Entries provided:
━━━━━━━━

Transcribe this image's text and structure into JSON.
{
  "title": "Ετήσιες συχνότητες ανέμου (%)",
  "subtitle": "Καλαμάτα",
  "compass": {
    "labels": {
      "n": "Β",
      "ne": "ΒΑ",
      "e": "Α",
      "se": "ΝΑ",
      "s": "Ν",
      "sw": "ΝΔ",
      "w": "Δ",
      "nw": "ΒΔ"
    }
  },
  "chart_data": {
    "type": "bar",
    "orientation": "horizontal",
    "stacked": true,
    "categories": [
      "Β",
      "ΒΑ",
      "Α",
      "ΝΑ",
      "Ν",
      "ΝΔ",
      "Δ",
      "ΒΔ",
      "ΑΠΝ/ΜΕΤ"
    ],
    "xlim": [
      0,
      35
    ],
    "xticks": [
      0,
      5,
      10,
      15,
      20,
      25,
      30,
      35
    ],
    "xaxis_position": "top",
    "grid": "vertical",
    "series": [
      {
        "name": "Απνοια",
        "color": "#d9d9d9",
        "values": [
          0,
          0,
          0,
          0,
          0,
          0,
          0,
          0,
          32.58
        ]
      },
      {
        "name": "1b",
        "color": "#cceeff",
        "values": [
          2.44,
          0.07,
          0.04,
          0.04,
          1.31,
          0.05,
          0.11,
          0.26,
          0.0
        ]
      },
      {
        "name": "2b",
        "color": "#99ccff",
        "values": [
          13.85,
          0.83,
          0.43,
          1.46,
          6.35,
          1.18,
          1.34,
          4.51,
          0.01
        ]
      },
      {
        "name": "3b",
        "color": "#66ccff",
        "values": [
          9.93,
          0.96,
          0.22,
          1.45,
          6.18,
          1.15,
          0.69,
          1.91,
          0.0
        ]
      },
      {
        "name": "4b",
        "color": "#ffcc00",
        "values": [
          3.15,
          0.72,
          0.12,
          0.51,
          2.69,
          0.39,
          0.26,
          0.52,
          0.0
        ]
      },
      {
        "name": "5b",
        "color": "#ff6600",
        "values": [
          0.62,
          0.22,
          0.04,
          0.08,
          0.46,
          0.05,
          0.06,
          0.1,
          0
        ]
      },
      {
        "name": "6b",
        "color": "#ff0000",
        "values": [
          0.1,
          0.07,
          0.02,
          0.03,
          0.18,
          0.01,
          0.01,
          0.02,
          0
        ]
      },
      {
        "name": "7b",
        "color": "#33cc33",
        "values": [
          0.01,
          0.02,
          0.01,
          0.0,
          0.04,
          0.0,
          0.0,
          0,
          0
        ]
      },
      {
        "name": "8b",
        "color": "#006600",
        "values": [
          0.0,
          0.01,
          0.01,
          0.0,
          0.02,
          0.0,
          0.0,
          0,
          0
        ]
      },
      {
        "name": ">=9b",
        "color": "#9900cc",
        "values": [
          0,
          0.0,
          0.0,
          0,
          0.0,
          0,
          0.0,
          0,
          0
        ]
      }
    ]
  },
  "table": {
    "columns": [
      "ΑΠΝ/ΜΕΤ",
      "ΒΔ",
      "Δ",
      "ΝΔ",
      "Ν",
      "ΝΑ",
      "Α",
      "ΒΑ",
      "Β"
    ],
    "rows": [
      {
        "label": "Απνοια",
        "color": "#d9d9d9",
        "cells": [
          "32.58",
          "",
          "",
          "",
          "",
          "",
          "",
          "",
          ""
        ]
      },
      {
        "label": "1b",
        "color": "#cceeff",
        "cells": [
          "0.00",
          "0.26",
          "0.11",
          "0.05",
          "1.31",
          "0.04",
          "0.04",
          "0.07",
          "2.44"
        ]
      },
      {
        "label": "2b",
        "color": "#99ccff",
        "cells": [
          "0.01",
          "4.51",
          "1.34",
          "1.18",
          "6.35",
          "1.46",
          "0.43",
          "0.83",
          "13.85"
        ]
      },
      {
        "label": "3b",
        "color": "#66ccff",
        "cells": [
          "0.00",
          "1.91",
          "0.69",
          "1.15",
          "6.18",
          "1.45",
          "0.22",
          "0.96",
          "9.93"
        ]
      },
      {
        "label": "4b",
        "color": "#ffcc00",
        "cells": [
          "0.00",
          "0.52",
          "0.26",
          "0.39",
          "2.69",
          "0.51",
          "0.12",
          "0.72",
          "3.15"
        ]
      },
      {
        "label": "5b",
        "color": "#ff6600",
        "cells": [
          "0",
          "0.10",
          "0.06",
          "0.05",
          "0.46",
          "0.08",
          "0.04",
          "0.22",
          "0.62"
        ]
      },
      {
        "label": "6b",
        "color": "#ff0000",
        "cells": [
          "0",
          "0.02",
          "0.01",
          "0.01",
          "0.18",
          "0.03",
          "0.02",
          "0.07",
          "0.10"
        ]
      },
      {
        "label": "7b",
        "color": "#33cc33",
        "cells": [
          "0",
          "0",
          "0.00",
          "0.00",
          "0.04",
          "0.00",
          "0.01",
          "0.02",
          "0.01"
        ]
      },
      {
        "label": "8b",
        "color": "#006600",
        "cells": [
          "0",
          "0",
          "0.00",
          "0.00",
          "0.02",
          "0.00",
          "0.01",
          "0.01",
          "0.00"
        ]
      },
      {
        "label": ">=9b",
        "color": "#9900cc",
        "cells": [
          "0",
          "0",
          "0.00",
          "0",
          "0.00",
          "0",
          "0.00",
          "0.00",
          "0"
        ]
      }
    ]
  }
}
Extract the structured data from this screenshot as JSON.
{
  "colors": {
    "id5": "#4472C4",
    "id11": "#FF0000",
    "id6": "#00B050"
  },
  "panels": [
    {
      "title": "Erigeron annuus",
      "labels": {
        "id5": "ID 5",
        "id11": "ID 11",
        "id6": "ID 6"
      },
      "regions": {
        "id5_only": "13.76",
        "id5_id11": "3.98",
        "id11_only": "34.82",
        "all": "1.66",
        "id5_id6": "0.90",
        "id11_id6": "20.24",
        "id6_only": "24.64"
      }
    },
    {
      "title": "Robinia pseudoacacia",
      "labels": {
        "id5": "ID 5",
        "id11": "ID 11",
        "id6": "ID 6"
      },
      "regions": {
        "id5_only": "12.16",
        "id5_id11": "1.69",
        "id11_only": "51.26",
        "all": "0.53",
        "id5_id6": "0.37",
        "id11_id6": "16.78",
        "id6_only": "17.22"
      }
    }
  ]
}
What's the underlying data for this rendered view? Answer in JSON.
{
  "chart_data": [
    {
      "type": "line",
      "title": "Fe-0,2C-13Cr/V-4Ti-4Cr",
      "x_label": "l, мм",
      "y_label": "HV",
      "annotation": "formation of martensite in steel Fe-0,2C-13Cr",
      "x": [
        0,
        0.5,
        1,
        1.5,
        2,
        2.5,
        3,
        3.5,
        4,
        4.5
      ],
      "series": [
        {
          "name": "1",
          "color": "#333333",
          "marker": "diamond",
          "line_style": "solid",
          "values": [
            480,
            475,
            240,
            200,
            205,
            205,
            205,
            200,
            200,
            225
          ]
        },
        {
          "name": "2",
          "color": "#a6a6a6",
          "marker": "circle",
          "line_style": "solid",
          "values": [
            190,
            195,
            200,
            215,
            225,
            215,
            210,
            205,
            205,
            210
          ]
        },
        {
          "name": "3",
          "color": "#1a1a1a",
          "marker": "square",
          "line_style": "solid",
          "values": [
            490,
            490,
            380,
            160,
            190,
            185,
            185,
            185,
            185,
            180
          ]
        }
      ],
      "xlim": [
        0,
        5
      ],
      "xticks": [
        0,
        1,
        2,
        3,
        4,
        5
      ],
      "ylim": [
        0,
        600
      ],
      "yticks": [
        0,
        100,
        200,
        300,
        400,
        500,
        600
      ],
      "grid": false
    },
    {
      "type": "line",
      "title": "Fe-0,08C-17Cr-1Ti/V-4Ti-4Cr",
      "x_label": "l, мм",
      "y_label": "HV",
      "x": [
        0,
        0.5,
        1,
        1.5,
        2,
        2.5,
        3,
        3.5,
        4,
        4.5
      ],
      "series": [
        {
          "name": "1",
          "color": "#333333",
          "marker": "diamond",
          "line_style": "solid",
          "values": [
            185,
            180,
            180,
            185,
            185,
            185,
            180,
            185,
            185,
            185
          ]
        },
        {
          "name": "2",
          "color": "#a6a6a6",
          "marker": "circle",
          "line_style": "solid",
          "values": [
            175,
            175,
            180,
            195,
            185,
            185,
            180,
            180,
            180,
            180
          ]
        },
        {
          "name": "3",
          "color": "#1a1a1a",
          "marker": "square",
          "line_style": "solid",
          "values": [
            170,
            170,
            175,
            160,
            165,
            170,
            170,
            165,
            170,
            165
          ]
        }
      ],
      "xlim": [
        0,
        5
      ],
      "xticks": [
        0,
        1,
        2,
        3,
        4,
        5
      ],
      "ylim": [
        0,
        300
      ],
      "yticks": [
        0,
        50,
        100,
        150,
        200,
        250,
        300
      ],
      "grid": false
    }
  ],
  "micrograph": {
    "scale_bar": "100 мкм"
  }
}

━━━━━━━━

Work instructions:
Establish how many lines of the records contain the string "this" and state that number without elaboration.

Written reply:
3